Task to carry out:
The records below must be retyped exactly.

Data records:
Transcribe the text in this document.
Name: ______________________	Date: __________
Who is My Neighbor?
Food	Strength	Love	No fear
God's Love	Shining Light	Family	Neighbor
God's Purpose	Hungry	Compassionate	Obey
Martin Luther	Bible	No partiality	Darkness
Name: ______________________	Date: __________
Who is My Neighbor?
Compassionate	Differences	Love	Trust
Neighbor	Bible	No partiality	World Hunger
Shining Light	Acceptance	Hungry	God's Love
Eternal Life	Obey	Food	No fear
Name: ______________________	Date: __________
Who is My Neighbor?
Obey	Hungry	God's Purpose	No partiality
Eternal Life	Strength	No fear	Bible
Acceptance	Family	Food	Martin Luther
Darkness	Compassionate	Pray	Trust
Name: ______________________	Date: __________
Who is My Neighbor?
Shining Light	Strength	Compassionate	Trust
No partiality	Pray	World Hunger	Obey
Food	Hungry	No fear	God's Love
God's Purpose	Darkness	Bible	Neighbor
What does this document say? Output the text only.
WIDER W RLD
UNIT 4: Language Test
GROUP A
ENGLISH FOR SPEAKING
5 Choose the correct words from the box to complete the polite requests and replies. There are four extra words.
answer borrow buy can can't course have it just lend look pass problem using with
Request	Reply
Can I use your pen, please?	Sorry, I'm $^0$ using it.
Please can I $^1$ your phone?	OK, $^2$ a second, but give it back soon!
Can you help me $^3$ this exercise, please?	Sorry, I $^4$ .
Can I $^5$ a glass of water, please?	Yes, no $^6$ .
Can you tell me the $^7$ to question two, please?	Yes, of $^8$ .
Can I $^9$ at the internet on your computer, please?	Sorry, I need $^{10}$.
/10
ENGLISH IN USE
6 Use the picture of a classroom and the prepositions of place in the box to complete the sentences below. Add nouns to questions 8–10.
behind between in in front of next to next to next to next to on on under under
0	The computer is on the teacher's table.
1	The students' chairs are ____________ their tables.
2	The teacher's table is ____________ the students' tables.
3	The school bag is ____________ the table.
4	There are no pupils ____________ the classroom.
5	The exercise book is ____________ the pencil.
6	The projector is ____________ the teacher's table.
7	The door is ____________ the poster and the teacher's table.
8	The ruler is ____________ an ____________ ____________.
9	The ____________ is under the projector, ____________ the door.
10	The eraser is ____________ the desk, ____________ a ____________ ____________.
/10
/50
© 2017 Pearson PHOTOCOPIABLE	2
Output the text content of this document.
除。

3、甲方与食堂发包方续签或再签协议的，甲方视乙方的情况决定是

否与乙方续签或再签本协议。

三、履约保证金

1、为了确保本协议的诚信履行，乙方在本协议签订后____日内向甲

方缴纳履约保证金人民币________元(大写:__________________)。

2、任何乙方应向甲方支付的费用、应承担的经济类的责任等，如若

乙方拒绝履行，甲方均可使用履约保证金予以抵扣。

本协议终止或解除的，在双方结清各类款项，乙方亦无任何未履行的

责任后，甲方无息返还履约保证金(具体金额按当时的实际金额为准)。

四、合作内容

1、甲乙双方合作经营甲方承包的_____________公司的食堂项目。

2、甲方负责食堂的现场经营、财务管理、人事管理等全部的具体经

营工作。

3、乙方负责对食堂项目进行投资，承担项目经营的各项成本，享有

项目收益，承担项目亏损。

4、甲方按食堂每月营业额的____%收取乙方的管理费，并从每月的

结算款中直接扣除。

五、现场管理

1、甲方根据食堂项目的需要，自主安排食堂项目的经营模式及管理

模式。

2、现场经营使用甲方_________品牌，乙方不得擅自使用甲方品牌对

Exercise response:
Transcribe the text in this document.
Name: ______________________	Date: __________
Who is My Neighbor?
Food	Strength	Love	No fear
God's Love	Shining Light	Family	Neighbor
God's Purpose	Hungry	Compassionate	Obey
Martin Luther	Bible	No partiality	Darkness
Name: ______________________	Date: __________
Who is My Neighbor?
Compassionate	Differences	Love	Trust
Neighbor	Bible	No partiality	World Hunger
Shining Light	Acceptance	Hungry	God's Love
Eternal Life	Obey	Food	No fear
Name: ______________________	Date: __________
Who is My Neighbor?
Obey	Hungry	God's Purpose	No partiality
Eternal Life	Strength	No fear	Bible
Acceptance	Family	Food	Martin Luther
Darkness	Compassionate	Pray	Trust
Name: ______________________	Date: __________
Who is My Neighbor?
Shining Light	Strength	Compassionate	Trust
No partiality	Pray	World Hunger	Obey
Food	Hungry	No fear	God's Love
God's Purpose	Darkness	Bible	Neighbor
What does this document say? Output the text only.
WIDER W RLD
UNIT 4: Language Test
GROUP A
ENGLISH FOR SPEAKING
5 Choose the correct words from the box to complete the polite requests and replies. There are four extra words.
answer borrow buy can can't course have it just lend look pass problem using with
Request	Reply
Can I use your pen, please?	Sorry, I'm $^0$ using it.
Please can I $^1$ your phone?	OK, $^2$ a second, but give it back soon!
Can you help me $^3$ this exercise, please?	Sorry, I $^4$ .
Can I $^5$ a glass of water, please?	Yes, no $^6$ .
Can you tell me the $^7$ to question two, please?	Yes, of $^8$ .
Can I $^9$ at the internet on your computer, please?	Sorry, I need $^{10}$.
/10
ENGLISH IN USE
6 Use the picture of a classroom and the prepositions of place in the box to complete the sentences below. Add nouns to questions 8–10.
behind between in in front of next to next to next to next to on on under under
0	The computer is on the teacher's table.
1	The students' chairs are ____________ their tables.
2	The teacher's table is ____________ the students' tables.
3	The school bag is ____________ the table.
4	There are no pupils ____________ the classroom.
5	The exercise book is ____________ the pencil.
6	The projector is ____________ the teacher's table.
7	The door is ____________ the poster and the teacher's table.
8	The ruler is ____________ an ____________ ____________.
9	The ____________ is under the projector, ____________ the door.
10	The eraser is ____________ the desk, ____________ a ____________ ____________.
/10
/50
© 2017 Pearson PHOTOCOPIABLE	2
Output the text content of this document.
除。

3、甲方与食堂发包方续签或再签协议的，甲方视乙方的情况决定是

否与乙方续签或再签本协议。

三、履约保证金

1、为了确保本协议的诚信履行，乙方在本协议签订后____日内向甲

方缴纳履约保证金人民币________元(大写:__________________)。

2、任何乙方应向甲方支付的费用、应承担的经济类的责任等，如若

乙方拒绝履行，甲方均可使用履约保证金予以抵扣。

本协议终止或解除的，在双方结清各类款项，乙方亦无任何未履行的

责任后，甲方无息返还履约保证金(具体金额按当时的实际金额为准)。

四、合作内容

1、甲乙双方合作经营甲方承包的_____________公司的食堂项目。

2、甲方负责食堂的现场经营、财务管理、人事管理等全部的具体经

营工作。

3、乙方负责对食堂项目进行投资，承担项目经营的各项成本，享有

项目收益，承担项目亏损。

4、甲方按食堂每月营业额的____%收取乙方的管理费，并从每月的

结算款中直接扣除。

五、现场管理

1、甲方根据食堂项目的需要，自主安排食堂项目的经营模式及管理

模式。

2、现场经营使用甲方_________品牌，乙方不得擅自使用甲方品牌对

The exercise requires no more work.